[Records excerpted from a collection]
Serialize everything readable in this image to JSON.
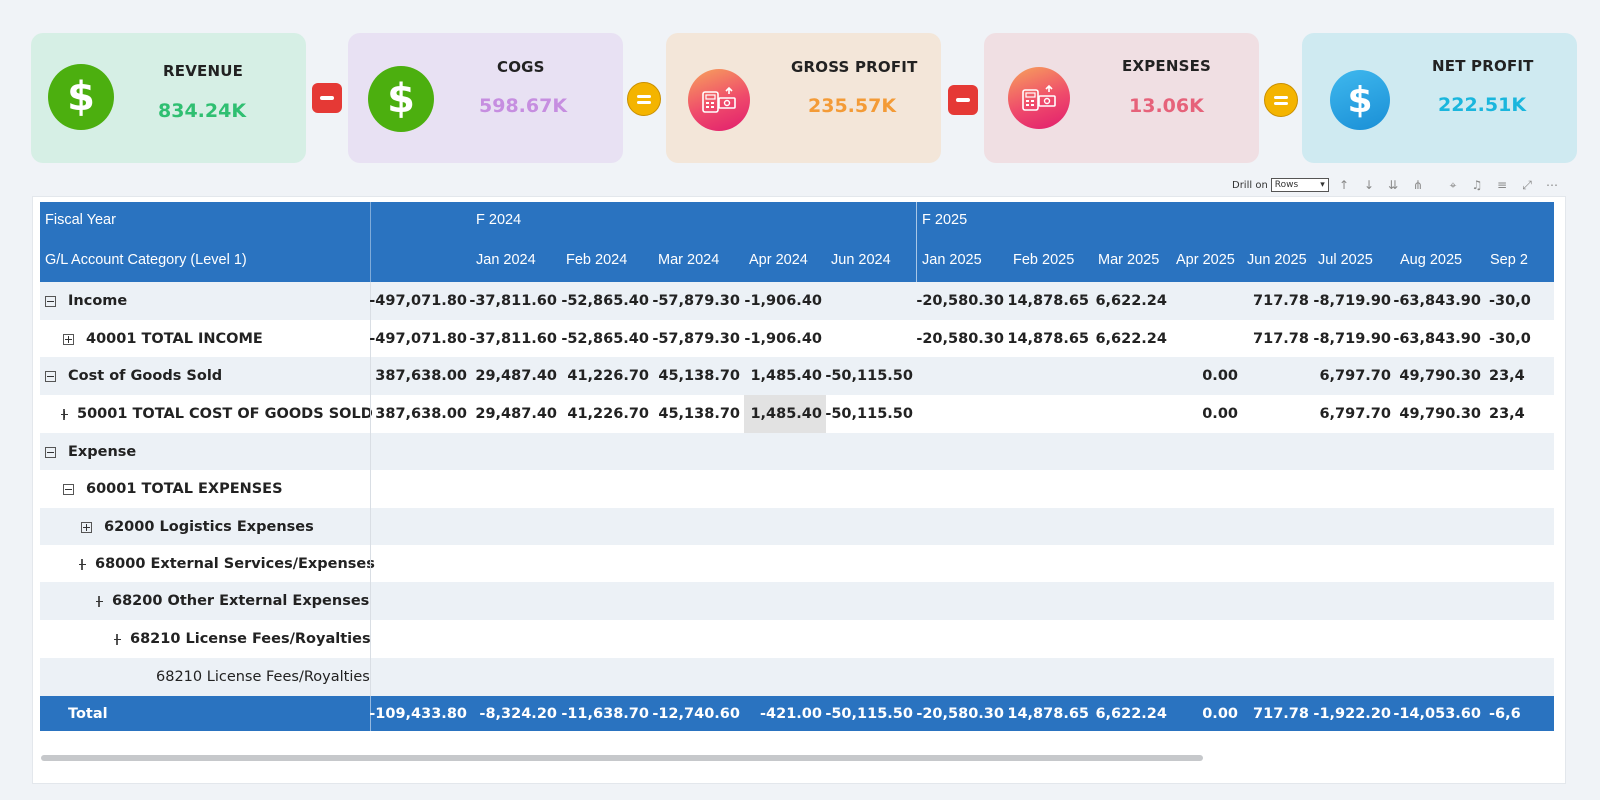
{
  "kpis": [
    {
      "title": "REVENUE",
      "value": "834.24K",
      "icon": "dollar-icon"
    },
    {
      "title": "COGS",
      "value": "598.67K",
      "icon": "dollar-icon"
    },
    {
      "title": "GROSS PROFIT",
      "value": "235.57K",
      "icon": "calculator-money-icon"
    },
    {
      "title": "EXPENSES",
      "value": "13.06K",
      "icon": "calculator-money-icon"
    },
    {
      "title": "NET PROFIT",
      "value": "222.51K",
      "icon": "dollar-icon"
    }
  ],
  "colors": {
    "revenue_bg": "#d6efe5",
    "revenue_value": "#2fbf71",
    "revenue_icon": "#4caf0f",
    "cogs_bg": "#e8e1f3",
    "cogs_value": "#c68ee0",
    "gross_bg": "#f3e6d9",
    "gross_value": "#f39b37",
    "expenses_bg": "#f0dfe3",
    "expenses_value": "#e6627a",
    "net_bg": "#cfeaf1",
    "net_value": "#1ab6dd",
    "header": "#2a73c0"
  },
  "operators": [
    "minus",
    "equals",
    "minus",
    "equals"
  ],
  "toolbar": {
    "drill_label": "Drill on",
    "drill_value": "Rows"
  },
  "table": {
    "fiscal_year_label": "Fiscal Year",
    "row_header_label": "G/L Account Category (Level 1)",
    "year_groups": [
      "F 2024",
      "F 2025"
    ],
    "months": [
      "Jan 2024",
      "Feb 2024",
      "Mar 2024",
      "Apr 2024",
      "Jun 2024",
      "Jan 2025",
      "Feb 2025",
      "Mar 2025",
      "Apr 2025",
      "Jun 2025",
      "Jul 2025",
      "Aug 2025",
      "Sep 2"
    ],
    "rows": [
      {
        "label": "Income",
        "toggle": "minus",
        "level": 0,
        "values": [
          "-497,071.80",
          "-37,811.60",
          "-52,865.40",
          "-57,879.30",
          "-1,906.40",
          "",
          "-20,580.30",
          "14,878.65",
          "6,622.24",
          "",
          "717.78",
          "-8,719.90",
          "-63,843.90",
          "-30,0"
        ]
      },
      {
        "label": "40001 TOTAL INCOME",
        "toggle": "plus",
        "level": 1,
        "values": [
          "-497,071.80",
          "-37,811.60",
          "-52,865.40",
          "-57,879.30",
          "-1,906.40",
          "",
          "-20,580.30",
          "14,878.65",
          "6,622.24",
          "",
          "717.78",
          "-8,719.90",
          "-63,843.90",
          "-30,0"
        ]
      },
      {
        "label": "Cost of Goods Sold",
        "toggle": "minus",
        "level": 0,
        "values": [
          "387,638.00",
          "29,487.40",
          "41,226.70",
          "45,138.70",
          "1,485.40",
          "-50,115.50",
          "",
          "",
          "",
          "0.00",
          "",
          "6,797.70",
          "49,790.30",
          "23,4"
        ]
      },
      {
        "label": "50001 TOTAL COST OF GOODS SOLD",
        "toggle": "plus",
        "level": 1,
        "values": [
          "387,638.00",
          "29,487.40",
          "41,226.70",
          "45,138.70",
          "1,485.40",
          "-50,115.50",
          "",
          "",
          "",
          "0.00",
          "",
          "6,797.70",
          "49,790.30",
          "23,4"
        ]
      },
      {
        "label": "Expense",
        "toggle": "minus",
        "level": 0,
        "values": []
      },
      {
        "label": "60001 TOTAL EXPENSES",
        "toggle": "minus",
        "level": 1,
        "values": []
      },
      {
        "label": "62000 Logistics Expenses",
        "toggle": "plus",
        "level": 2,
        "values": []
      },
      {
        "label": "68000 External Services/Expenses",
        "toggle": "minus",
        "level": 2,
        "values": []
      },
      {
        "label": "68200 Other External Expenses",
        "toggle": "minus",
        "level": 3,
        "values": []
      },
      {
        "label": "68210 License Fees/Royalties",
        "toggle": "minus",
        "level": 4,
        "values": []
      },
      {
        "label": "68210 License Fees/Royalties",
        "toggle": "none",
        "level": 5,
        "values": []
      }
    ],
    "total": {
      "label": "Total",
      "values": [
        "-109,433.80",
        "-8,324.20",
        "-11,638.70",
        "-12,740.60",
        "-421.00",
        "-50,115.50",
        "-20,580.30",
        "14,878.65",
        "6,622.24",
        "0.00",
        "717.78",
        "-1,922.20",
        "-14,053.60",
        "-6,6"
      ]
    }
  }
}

PROMPT: Print each line of the material above exactly, with the pictures removed from your copy.

CORRECT RESPONSE:
Serialize everything readable in this image to JSON.
{
  "kpis": [
    {
      "title": "REVENUE",
      "value": "834.24K",
      "icon": "dollar-icon"
    },
    {
      "title": "COGS",
      "value": "598.67K",
      "icon": "dollar-icon"
    },
    {
      "title": "GROSS PROFIT",
      "value": "235.57K",
      "icon": "calculator-money-icon"
    },
    {
      "title": "EXPENSES",
      "value": "13.06K",
      "icon": "calculator-money-icon"
    },
    {
      "title": "NET PROFIT",
      "value": "222.51K",
      "icon": "dollar-icon"
    }
  ],
  "colors": {
    "revenue_bg": "#d6efe5",
    "revenue_value": "#2fbf71",
    "revenue_icon": "#4caf0f",
    "cogs_bg": "#e8e1f3",
    "cogs_value": "#c68ee0",
    "gross_bg": "#f3e6d9",
    "gross_value": "#f39b37",
    "expenses_bg": "#f0dfe3",
    "expenses_value": "#e6627a",
    "net_bg": "#cfeaf1",
    "net_value": "#1ab6dd",
    "header": "#2a73c0"
  },
  "operators": [
    "minus",
    "equals",
    "minus",
    "equals"
  ],
  "toolbar": {
    "drill_label": "Drill on",
    "drill_value": "Rows"
  },
  "table": {
    "fiscal_year_label": "Fiscal Year",
    "row_header_label": "G/L Account Category (Level 1)",
    "year_groups": [
      "F 2024",
      "F 2025"
    ],
    "months": [
      "Jan 2024",
      "Feb 2024",
      "Mar 2024",
      "Apr 2024",
      "Jun 2024",
      "Jan 2025",
      "Feb 2025",
      "Mar 2025",
      "Apr 2025",
      "Jun 2025",
      "Jul 2025",
      "Aug 2025",
      "Sep 2"
    ],
    "rows": [
      {
        "label": "Income",
        "toggle": "minus",
        "level": 0,
        "values": [
          "-497,071.80",
          "-37,811.60",
          "-52,865.40",
          "-57,879.30",
          "-1,906.40",
          "",
          "-20,580.30",
          "14,878.65",
          "6,622.24",
          "",
          "717.78",
          "-8,719.90",
          "-63,843.90",
          "-30,0"
        ]
      },
      {
        "label": "40001 TOTAL INCOME",
        "toggle": "plus",
        "level": 1,
        "values": [
          "-497,071.80",
          "-37,811.60",
          "-52,865.40",
          "-57,879.30",
          "-1,906.40",
          "",
          "-20,580.30",
          "14,878.65",
          "6,622.24",
          "",
          "717.78",
          "-8,719.90",
          "-63,843.90",
          "-30,0"
        ]
      },
      {
        "label": "Cost of Goods Sold",
        "toggle": "minus",
        "level": 0,
        "values": [
          "387,638.00",
          "29,487.40",
          "41,226.70",
          "45,138.70",
          "1,485.40",
          "-50,115.50",
          "",
          "",
          "",
          "0.00",
          "",
          "6,797.70",
          "49,790.30",
          "23,4"
        ]
      },
      {
        "label": "50001 TOTAL COST OF GOODS SOLD",
        "toggle": "plus",
        "level": 1,
        "values": [
          "387,638.00",
          "29,487.40",
          "41,226.70",
          "45,138.70",
          "1,485.40",
          "-50,115.50",
          "",
          "",
          "",
          "0.00",
          "",
          "6,797.70",
          "49,790.30",
          "23,4"
        ]
      },
      {
        "label": "Expense",
        "toggle": "minus",
        "level": 0,
        "values": []
      },
      {
        "label": "60001 TOTAL EXPENSES",
        "toggle": "minus",
        "level": 1,
        "values": []
      },
      {
        "label": "62000 Logistics Expenses",
        "toggle": "plus",
        "level": 2,
        "values": []
      },
      {
        "label": "68000 External Services/Expenses",
        "toggle": "minus",
        "level": 2,
        "values": []
      },
      {
        "label": "68200 Other External Expenses",
        "toggle": "minus",
        "level": 3,
        "values": []
      },
      {
        "label": "68210 License Fees/Royalties",
        "toggle": "minus",
        "level": 4,
        "values": []
      },
      {
        "label": "68210 License Fees/Royalties",
        "toggle": "none",
        "level": 5,
        "values": []
      }
    ],
    "total": {
      "label": "Total",
      "values": [
        "-109,433.80",
        "-8,324.20",
        "-11,638.70",
        "-12,740.60",
        "-421.00",
        "-50,115.50",
        "-20,580.30",
        "14,878.65",
        "6,622.24",
        "0.00",
        "717.78",
        "-1,922.20",
        "-14,053.60",
        "-6,6"
      ]
    }
  }
}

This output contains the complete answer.